## start Record extracts
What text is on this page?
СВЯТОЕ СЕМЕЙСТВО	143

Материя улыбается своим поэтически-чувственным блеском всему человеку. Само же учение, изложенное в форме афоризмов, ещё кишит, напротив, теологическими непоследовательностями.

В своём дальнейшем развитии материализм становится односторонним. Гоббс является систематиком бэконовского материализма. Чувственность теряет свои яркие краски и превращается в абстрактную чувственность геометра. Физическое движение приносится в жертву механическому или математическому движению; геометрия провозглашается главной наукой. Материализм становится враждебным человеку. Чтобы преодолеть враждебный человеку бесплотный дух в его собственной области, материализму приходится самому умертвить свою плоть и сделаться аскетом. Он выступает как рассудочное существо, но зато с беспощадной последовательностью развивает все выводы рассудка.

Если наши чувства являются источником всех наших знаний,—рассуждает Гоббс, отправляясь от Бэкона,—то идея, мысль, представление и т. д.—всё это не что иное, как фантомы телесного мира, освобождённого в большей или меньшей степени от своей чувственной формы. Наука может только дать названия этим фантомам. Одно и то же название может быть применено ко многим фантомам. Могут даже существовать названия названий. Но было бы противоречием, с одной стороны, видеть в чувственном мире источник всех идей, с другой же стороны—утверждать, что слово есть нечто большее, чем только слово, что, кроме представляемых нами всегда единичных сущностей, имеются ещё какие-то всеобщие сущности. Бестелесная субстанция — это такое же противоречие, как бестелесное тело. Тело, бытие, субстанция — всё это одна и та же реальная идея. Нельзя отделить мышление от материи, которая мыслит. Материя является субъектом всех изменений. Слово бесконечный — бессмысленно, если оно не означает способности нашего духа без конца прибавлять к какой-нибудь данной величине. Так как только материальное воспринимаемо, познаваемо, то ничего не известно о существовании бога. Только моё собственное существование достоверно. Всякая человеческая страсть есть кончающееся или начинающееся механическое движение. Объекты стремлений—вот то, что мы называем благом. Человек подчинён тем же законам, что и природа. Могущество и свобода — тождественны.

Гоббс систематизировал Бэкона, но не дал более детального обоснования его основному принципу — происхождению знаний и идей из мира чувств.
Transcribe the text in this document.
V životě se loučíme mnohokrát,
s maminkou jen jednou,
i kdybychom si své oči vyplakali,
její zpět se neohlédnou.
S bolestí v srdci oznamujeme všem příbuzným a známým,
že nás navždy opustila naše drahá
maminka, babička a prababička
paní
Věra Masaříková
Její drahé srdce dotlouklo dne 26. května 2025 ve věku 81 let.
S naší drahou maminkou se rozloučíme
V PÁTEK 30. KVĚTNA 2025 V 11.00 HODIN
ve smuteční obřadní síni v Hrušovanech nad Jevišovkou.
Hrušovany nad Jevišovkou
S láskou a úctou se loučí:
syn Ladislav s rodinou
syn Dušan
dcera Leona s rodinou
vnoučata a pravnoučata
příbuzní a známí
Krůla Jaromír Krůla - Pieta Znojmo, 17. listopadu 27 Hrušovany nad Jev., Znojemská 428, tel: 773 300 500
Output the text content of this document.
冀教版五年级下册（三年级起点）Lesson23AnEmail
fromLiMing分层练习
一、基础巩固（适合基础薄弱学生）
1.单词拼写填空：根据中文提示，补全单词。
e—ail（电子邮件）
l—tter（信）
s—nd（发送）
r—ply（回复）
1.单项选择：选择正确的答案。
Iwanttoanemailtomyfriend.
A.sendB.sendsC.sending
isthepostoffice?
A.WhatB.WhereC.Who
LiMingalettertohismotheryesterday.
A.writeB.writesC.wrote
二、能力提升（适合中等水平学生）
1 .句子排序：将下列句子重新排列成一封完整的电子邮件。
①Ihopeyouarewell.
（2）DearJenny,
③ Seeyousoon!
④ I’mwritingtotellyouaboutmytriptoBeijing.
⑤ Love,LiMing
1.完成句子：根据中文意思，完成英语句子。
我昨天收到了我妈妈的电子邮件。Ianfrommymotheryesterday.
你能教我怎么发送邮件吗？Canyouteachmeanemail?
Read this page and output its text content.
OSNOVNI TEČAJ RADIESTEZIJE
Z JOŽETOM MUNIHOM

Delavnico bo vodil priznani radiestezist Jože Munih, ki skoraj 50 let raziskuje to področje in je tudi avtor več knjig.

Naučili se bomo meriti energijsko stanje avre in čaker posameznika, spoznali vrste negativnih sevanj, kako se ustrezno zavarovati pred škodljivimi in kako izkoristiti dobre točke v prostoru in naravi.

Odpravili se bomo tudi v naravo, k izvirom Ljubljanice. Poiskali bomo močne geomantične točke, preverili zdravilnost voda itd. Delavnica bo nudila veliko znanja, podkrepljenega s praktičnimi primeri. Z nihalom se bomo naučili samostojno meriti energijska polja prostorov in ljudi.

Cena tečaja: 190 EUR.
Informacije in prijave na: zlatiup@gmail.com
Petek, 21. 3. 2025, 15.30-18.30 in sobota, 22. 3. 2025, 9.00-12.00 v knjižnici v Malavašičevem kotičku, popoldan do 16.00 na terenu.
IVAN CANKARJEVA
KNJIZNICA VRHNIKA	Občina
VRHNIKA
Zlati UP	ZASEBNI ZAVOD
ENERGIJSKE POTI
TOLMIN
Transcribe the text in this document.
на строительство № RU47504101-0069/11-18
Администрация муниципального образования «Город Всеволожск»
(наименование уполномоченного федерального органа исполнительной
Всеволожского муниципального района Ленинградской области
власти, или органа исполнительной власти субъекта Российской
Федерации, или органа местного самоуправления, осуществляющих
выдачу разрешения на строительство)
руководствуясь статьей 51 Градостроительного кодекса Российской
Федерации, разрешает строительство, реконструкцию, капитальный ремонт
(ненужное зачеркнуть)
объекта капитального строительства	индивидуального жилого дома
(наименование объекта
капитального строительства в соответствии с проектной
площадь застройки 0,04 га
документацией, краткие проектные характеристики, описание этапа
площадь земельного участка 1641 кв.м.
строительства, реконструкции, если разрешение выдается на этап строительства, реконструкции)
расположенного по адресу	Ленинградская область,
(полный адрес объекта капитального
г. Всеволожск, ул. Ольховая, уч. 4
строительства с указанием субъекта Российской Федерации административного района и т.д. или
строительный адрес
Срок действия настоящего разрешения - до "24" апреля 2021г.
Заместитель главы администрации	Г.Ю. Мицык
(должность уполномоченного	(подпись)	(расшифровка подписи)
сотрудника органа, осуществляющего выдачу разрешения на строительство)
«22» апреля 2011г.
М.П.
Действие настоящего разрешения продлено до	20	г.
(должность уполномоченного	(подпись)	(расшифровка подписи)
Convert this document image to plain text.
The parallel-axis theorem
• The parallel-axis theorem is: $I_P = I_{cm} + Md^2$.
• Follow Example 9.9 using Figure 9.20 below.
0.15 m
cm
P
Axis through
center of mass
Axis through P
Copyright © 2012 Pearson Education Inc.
## end Record extracts
Task statement: Take the entries above and copy them out exactly.

Task solution:
What text is on this page?
СВЯТОЕ СЕМЕЙСТВО	143

Материя улыбается своим поэтически-чувственным блеском всему человеку. Само же учение, изложенное в форме афоризмов, ещё кишит, напротив, теологическими непоследовательностями.

В своём дальнейшем развитии материализм становится односторонним. Гоббс является систематиком бэконовского материализма. Чувственность теряет свои яркие краски и превращается в абстрактную чувственность геометра. Физическое движение приносится в жертву механическому или математическому движению; геометрия провозглашается главной наукой. Материализм становится враждебным человеку. Чтобы преодолеть враждебный человеку бесплотный дух в его собственной области, материализму приходится самому умертвить свою плоть и сделаться аскетом. Он выступает как рассудочное существо, но зато с беспощадной последовательностью развивает все выводы рассудка.

Если наши чувства являются источником всех наших знаний,—рассуждает Гоббс, отправляясь от Бэкона,—то идея, мысль, представление и т. д.—всё это не что иное, как фантомы телесного мира, освобождённого в большей или меньшей степени от своей чувственной формы. Наука может только дать названия этим фантомам. Одно и то же название может быть применено ко многим фантомам. Могут даже существовать названия названий. Но было бы противоречием, с одной стороны, видеть в чувственном мире источник всех идей, с другой же стороны—утверждать, что слово есть нечто большее, чем только слово, что, кроме представляемых нами всегда единичных сущностей, имеются ещё какие-то всеобщие сущности. Бестелесная субстанция — это такое же противоречие, как бестелесное тело. Тело, бытие, субстанция — всё это одна и та же реальная идея. Нельзя отделить мышление от материи, которая мыслит. Материя является субъектом всех изменений. Слово бесконечный — бессмысленно, если оно не означает способности нашего духа без конца прибавлять к какой-нибудь данной величине. Так как только материальное воспринимаемо, познаваемо, то ничего не известно о существовании бога. Только моё собственное существование достоверно. Всякая человеческая страсть есть кончающееся или начинающееся механическое движение. Объекты стремлений—вот то, что мы называем благом. Человек подчинён тем же законам, что и природа. Могущество и свобода — тождественны.

Гоббс систематизировал Бэкона, но не дал более детального обоснования его основному принципу — происхождению знаний и идей из мира чувств.
Transcribe the text in this document.
V životě se loučíme mnohokrát,
s maminkou jen jednou,
i kdybychom si své oči vyplakali,
její zpět se neohlédnou.
S bolestí v srdci oznamujeme všem příbuzným a známým,
že nás navždy opustila naše drahá
maminka, babička a prababička
paní
Věra Masaříková
Její drahé srdce dotlouklo dne 26. května 2025 ve věku 81 let.
S naší drahou maminkou se rozloučíme
V PÁTEK 30. KVĚTNA 2025 V 11.00 HODIN
ve smuteční obřadní síni v Hrušovanech nad Jevišovkou.
Hrušovany nad Jevišovkou
S láskou a úctou se loučí:
syn Ladislav s rodinou
syn Dušan
dcera Leona s rodinou
vnoučata a pravnoučata
příbuzní a známí
Krůla Jaromír Krůla - Pieta Znojmo, 17. listopadu 27 Hrušovany nad Jev., Znojemská 428, tel: 773 300 500
Output the text content of this document.
冀教版五年级下册（三年级起点）Lesson23AnEmail
fromLiMing分层练习
一、基础巩固（适合基础薄弱学生）
1.单词拼写填空：根据中文提示，补全单词。
e—ail（电子邮件）
l—tter（信）
s—nd（发送）
r—ply（回复）
1.单项选择：选择正确的答案。
Iwanttoanemailtomyfriend.
A.sendB.sendsC.sending
isthepostoffice?
A.WhatB.WhereC.Who
LiMingalettertohismotheryesterday.
A.writeB.writesC.wrote
二、能力提升（适合中等水平学生）
1 .句子排序：将下列句子重新排列成一封完整的电子邮件。
①Ihopeyouarewell.
（2）DearJenny,
③ Seeyousoon!
④ I’mwritingtotellyouaboutmytriptoBeijing.
⑤ Love,LiMing
1.完成句子：根据中文意思，完成英语句子。
我昨天收到了我妈妈的电子邮件。Ianfrommymotheryesterday.
你能教我怎么发送邮件吗？Canyouteachmeanemail?
Read this page and output its text content.
OSNOVNI TEČAJ RADIESTEZIJE
Z JOŽETOM MUNIHOM

Delavnico bo vodil priznani radiestezist Jože Munih, ki skoraj 50 let raziskuje to področje in je tudi avtor več knjig.

Naučili se bomo meriti energijsko stanje avre in čaker posameznika, spoznali vrste negativnih sevanj, kako se ustrezno zavarovati pred škodljivimi in kako izkoristiti dobre točke v prostoru in naravi.

Odpravili se bomo tudi v naravo, k izvirom Ljubljanice. Poiskali bomo močne geomantične točke, preverili zdravilnost voda itd. Delavnica bo nudila veliko znanja, podkrepljenega s praktičnimi primeri. Z nihalom se bomo naučili samostojno meriti energijska polja prostorov in ljudi.

Cena tečaja: 190 EUR.
Informacije in prijave na: zlatiup@gmail.com
Petek, 21. 3. 2025, 15.30-18.30 in sobota, 22. 3. 2025, 9.00-12.00 v knjižnici v Malavašičevem kotičku, popoldan do 16.00 na terenu.
IVAN CANKARJEVA
KNJIZNICA VRHNIKA	Občina
VRHNIKA
Zlati UP	ZASEBNI ZAVOD
ENERGIJSKE POTI
TOLMIN
Transcribe the text in this document.
на строительство № RU47504101-0069/11-18
Администрация муниципального образования «Город Всеволожск»
(наименование уполномоченного федерального органа исполнительной
Всеволожского муниципального района Ленинградской области
власти, или органа исполнительной власти субъекта Российской
Федерации, или органа местного самоуправления, осуществляющих
выдачу разрешения на строительство)
руководствуясь статьей 51 Градостроительного кодекса Российской
Федерации, разрешает строительство, реконструкцию, капитальный ремонт
(ненужное зачеркнуть)
объекта капитального строительства	индивидуального жилого дома
(наименование объекта
капитального строительства в соответствии с проектной
площадь застройки 0,04 га
документацией, краткие проектные характеристики, описание этапа
площадь земельного участка 1641 кв.м.
строительства, реконструкции, если разрешение выдается на этап строительства, реконструкции)
расположенного по адресу	Ленинградская область,
(полный адрес объекта капитального
г. Всеволожск, ул. Ольховая, уч. 4
строительства с указанием субъекта Российской Федерации административного района и т.д. или
строительный адрес
Срок действия настоящего разрешения - до "24" апреля 2021г.
Заместитель главы администрации	Г.Ю. Мицык
(должность уполномоченного	(подпись)	(расшифровка подписи)
сотрудника органа, осуществляющего выдачу разрешения на строительство)
«22» апреля 2011г.
М.П.
Действие настоящего разрешения продлено до	20	г.
(должность уполномоченного	(подпись)	(расшифровка подписи)
Convert this document image to plain text.
The parallel-axis theorem
• The parallel-axis theorem is: $I_P = I_{cm} + Md^2$.
• Follow Example 9.9 using Figure 9.20 below.
0.15 m
cm
P
Axis through
center of mass
Axis through P
Copyright © 2012 Pearson Education Inc.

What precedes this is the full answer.